START SOURCE TEXT

In the end, here's Philly's projected starting lineup: Ben Simmons, Josh Richardson, Tobias Harris, Al Horford and Joel Embiid. That's pretty damn good. Even if Harris and Horford are probably making too much money for their production, they are necessary components on the Philly timeline, which has been pushed forward to right now. Philly is all-in on these next few years, and you have to call the Sixers legit title contenders. But they were probably that before the start of free agency, too. 

Miami gets its star in Jimmy Butler

The Heat angled for Butler before Philly nabbed him from Minnesota last year, and now they finally get him after parting with what was probably their most prized asset in Josh Richardson. This is interesting. A few days before free agency began, I went on Miami radio and said the Heat should hold off on making a move for Butler, because, frankly, they aren't good enough even with him to be any kind of threat in the East.

END SOURCE TEXT

» **QUESTIONS ON THE MATERIAL**
a – In the NBA offseason passage, whom did Miami give up to finally get Jimmy Butler?
b – Carry on the NBA offseason passage, starting right after its final sentence.

START EXERCISE DATA

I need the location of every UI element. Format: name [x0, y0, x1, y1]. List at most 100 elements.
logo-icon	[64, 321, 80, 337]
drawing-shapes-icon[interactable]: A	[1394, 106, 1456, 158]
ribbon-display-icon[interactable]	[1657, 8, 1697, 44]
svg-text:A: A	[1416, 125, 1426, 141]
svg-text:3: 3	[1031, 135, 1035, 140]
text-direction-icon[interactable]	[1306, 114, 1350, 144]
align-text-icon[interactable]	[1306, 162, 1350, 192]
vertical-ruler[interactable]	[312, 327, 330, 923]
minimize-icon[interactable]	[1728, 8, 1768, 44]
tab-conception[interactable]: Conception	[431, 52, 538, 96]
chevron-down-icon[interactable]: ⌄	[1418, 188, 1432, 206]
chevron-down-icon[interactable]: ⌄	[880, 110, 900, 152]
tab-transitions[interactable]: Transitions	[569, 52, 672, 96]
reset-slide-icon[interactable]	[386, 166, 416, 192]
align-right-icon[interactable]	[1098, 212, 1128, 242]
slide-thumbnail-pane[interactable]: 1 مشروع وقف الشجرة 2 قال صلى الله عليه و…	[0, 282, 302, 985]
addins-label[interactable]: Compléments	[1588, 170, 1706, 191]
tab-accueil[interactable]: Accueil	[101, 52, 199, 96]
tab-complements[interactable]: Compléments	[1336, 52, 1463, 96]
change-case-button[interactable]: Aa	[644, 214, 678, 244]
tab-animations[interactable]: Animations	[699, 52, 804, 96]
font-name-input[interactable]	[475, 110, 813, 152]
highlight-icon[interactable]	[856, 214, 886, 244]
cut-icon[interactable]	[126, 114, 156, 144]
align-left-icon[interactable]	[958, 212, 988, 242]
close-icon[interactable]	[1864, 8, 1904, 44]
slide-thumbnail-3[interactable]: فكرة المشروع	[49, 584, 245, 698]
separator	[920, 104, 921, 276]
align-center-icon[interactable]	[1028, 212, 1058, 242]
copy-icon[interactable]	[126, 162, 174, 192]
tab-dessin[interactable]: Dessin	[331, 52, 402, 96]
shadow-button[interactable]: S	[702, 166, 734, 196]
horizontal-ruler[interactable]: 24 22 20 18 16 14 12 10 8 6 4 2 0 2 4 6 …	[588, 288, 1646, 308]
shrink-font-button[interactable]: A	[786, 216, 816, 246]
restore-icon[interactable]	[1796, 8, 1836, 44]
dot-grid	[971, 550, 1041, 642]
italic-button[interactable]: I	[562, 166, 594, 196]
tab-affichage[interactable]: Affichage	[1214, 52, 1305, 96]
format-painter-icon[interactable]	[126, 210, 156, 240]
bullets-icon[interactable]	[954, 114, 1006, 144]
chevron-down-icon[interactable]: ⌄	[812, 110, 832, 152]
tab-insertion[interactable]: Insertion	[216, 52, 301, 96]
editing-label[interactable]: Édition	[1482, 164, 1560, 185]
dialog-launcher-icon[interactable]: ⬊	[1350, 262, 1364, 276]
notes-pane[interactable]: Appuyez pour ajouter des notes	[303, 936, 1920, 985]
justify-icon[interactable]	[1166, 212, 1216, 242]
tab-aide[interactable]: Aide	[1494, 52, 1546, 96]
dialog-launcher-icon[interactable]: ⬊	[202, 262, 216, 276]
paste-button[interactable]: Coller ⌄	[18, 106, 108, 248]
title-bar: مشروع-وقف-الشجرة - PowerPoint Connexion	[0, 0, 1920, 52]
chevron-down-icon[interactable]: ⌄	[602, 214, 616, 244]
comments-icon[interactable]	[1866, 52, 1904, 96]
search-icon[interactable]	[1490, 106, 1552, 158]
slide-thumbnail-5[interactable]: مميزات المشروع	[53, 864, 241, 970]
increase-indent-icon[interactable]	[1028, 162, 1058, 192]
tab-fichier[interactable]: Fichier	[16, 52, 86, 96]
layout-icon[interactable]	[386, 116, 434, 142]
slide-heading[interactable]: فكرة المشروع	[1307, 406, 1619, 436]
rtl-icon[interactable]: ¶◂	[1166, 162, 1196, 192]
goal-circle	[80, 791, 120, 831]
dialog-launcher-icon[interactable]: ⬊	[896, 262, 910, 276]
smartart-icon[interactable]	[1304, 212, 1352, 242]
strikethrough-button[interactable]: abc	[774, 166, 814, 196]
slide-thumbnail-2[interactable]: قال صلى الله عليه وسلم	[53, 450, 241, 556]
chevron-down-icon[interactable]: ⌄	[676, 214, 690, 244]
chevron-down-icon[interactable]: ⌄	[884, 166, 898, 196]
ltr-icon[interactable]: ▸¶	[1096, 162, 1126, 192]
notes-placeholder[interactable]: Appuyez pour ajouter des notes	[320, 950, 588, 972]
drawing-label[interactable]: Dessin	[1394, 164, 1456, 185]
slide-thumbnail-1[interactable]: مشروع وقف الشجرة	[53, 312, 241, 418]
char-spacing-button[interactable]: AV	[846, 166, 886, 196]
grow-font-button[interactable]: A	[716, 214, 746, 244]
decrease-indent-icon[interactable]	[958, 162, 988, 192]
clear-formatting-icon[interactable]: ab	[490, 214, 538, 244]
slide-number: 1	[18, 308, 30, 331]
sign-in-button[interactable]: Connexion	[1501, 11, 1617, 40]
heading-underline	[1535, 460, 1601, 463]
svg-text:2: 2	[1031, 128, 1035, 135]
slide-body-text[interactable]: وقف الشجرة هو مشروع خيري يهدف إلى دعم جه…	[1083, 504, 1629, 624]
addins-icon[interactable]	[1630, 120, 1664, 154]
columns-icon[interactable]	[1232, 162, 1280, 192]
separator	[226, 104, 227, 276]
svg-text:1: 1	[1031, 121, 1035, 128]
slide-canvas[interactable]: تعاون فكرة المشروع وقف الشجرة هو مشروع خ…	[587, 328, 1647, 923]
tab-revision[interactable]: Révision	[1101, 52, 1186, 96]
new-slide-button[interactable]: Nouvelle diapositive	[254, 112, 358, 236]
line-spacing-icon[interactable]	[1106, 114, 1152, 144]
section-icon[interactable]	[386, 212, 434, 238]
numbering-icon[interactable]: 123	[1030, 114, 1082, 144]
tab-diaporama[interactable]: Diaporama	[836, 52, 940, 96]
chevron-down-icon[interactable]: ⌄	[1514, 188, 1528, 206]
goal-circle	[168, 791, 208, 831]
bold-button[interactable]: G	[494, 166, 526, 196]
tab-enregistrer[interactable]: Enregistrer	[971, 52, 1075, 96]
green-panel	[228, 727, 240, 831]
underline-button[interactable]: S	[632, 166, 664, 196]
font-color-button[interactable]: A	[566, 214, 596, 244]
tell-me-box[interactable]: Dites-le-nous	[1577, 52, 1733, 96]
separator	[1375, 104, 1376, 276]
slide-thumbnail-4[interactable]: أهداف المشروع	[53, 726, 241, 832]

END EXERCISE DATA

» **ANSWERS TO THE EXERCISES**
a – Josh Richardson

b –
But now I'm looking at this differently. A lot of money comes off Miami's books next summer, meaning Butler's value is about way more than this coming season. He's now the lure in 2020 for more impact players. If Justise Winslow and Bam Adebayo take big steps forward, which they'll both be in a position to do, and first-round pick Tyler Herro looks like a hit, the Heat could finally be on their way off the treadmill of mediocrity. Something had to get the ball rolling back in the right direction, and perhaps Butler will be it. 

Though the question has to be asked: How long will Butler remain an elite player? If you look at how other players who played a long time for Tom Thibodeau have aged, it's not terribly encouraging: Derrick Rose, Joakim Noah and Luol Deng, to name a few. Butler is getting a four-year $142 million max deal, and there's a chance that doesn't look great in years three and four.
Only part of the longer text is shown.